Problem: Copy out every line in the entries below that includes "total".

Source records:
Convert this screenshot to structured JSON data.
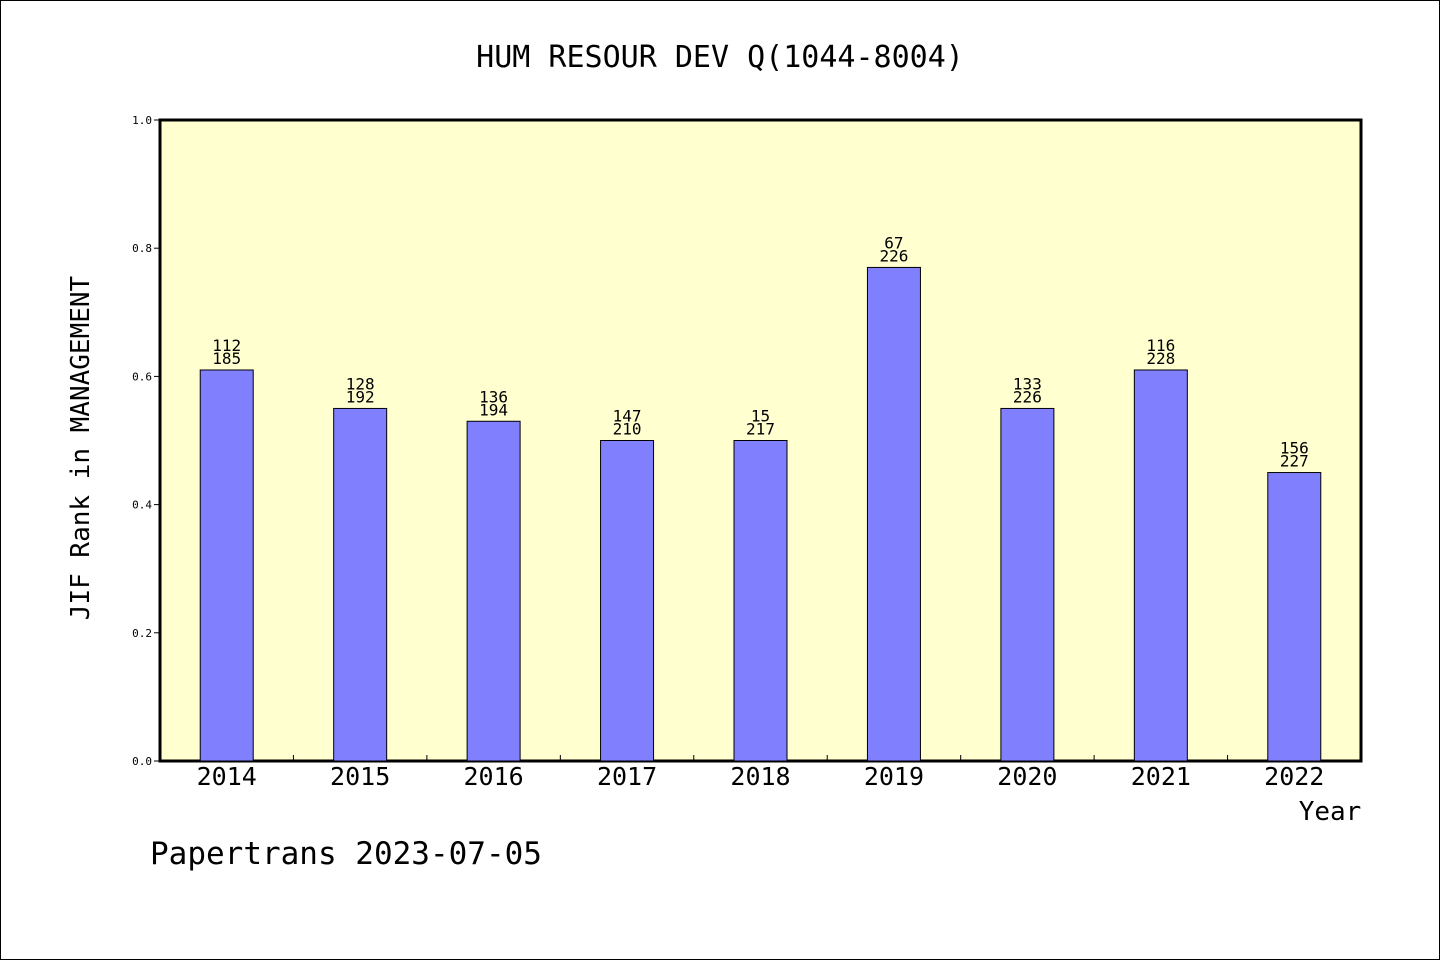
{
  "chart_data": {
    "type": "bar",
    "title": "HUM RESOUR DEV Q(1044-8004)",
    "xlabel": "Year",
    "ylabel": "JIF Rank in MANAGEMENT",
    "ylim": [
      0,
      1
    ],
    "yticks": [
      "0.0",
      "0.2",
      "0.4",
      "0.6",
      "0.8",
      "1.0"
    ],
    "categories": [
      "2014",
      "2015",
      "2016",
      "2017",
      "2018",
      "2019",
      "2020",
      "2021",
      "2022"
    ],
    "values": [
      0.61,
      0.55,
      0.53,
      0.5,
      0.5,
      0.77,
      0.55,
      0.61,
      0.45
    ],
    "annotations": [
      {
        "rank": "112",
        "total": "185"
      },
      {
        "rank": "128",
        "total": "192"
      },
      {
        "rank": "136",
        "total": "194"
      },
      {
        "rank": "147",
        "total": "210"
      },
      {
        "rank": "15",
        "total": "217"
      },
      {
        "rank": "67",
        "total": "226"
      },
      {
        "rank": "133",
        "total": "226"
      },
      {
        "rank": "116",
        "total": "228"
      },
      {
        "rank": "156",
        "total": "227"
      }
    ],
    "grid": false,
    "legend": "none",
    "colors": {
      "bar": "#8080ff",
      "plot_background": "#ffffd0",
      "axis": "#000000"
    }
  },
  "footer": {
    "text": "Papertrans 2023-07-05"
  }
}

Worked answer:
        "total": "185"
        "total": "192"
        "total": "194"
        "total": "210"
        "total": "217"
        "total": "226"
        "total": "226"
        "total": "228"
        "total": "227"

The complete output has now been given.